What to do:
Which of the lines in the data below contain the string "label"? Copy each of them.

Input data:
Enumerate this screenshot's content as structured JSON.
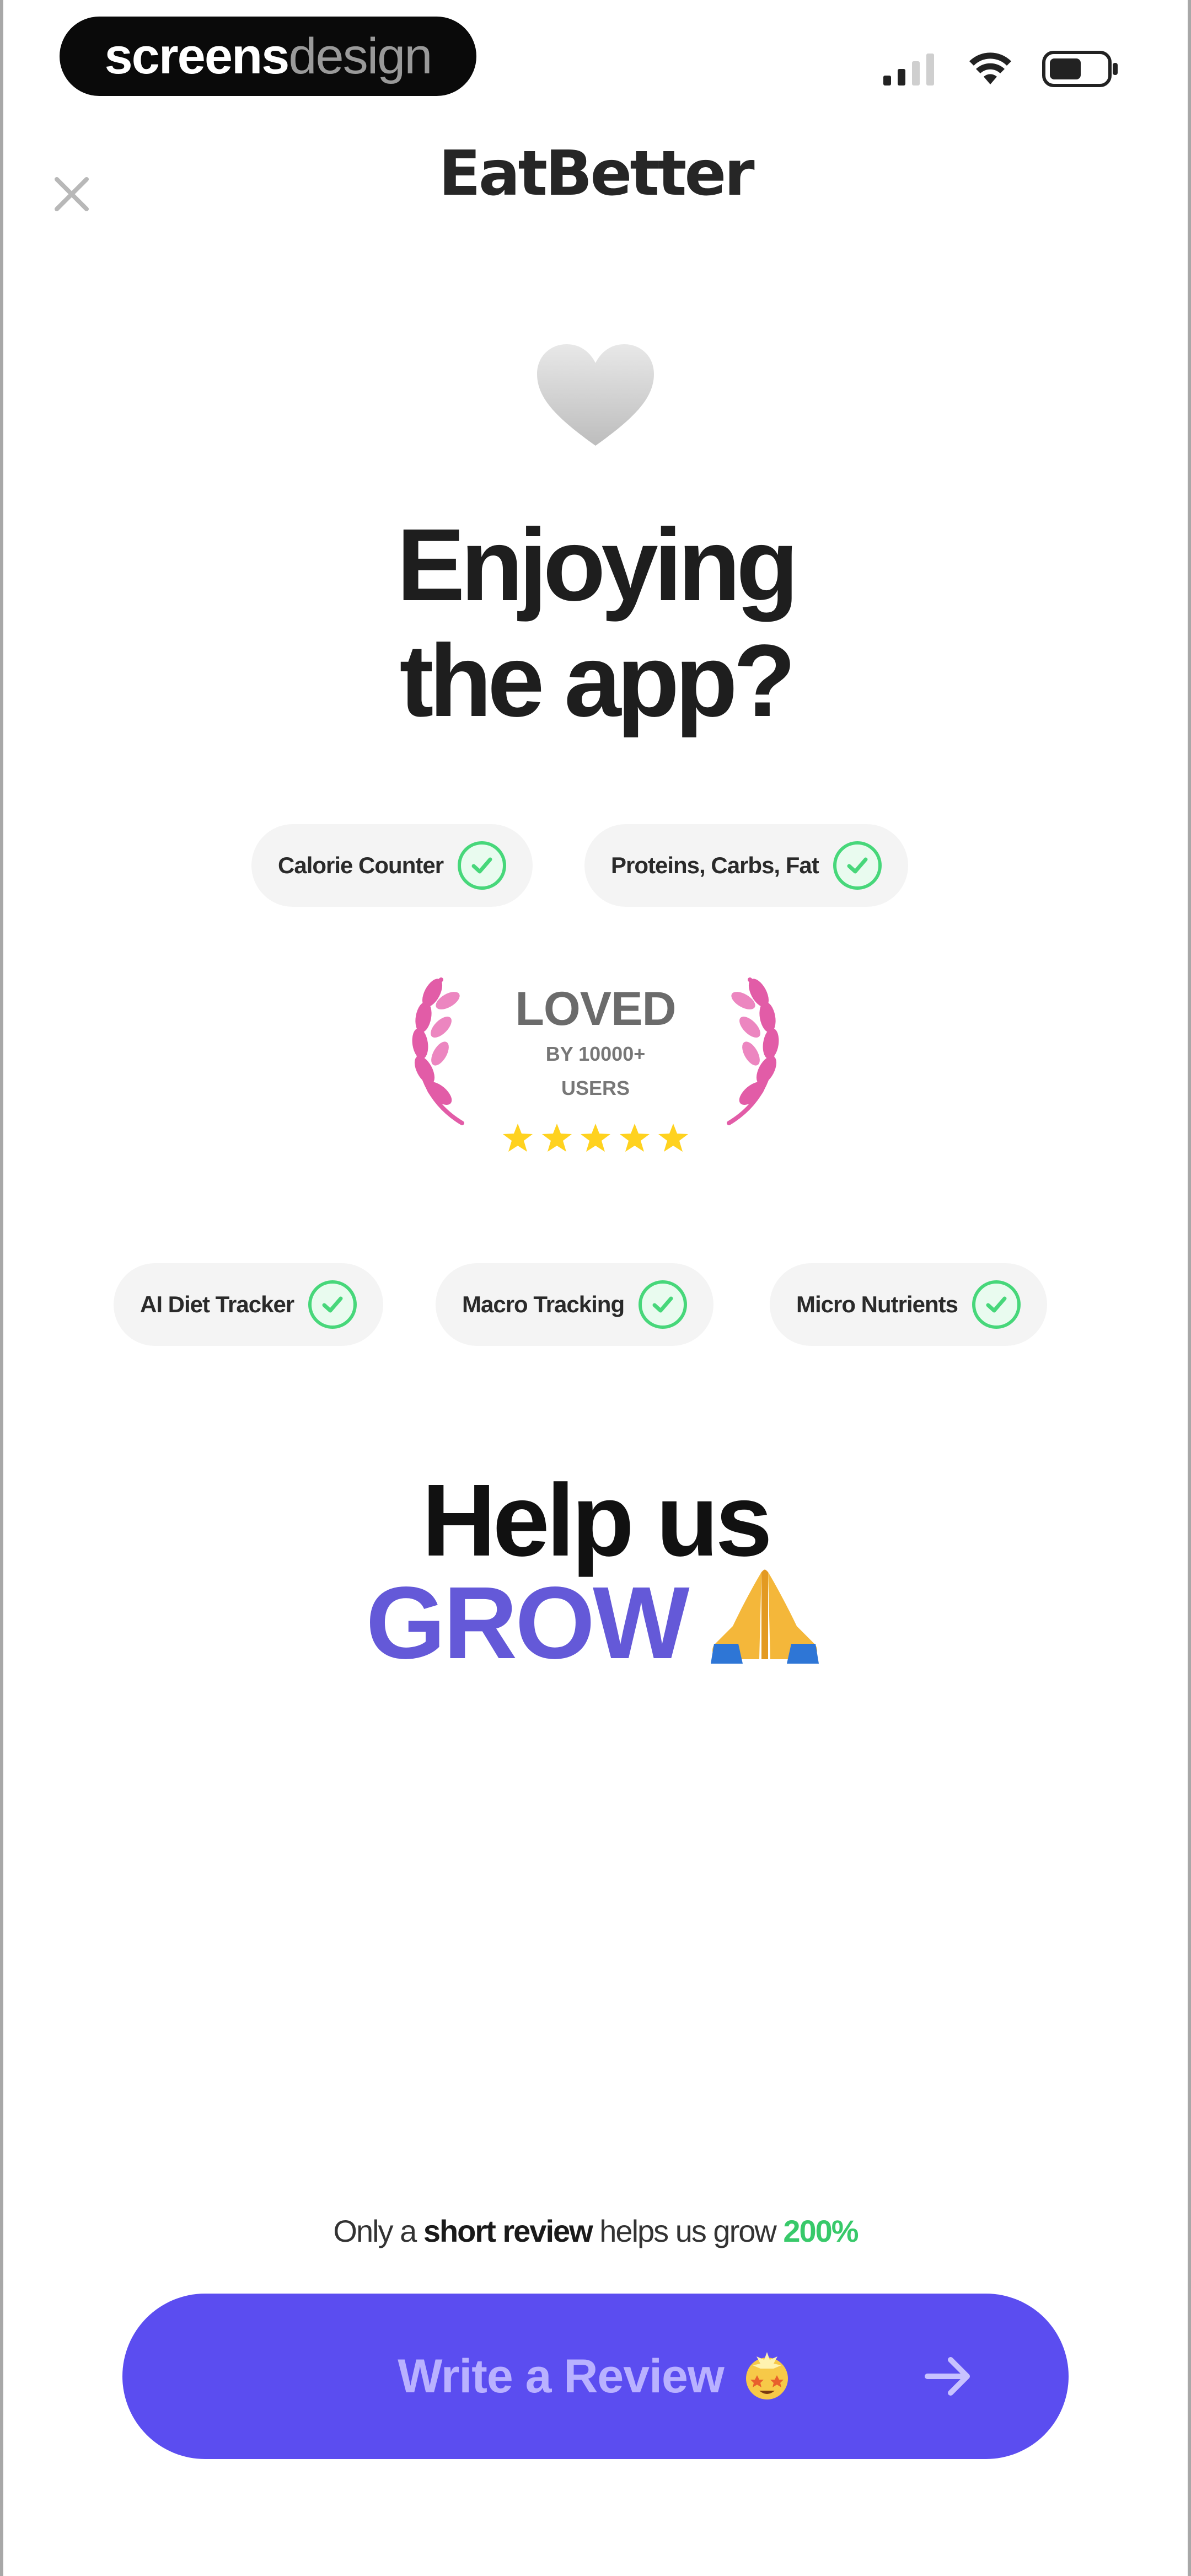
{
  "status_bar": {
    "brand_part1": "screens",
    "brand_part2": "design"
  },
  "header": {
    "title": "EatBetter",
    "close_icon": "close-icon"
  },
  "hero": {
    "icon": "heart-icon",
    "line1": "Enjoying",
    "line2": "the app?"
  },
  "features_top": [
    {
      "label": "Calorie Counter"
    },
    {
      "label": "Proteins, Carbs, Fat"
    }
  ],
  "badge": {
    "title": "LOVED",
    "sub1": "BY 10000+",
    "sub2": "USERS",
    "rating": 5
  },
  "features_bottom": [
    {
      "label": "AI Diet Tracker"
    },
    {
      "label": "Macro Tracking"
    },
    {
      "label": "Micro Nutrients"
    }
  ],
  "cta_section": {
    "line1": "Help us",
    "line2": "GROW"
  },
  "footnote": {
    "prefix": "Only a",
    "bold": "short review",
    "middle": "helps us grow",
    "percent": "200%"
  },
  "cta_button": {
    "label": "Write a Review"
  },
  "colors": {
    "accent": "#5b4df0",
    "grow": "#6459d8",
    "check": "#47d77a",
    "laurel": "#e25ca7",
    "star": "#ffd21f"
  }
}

Problem solution:
      "label": "Calorie Counter"
      "label": "Proteins, Carbs, Fat"
      "label": "AI Diet Tracker"
      "label": "Macro Tracking"
      "label": "Micro Nutrients"
    "label": "Write a Review"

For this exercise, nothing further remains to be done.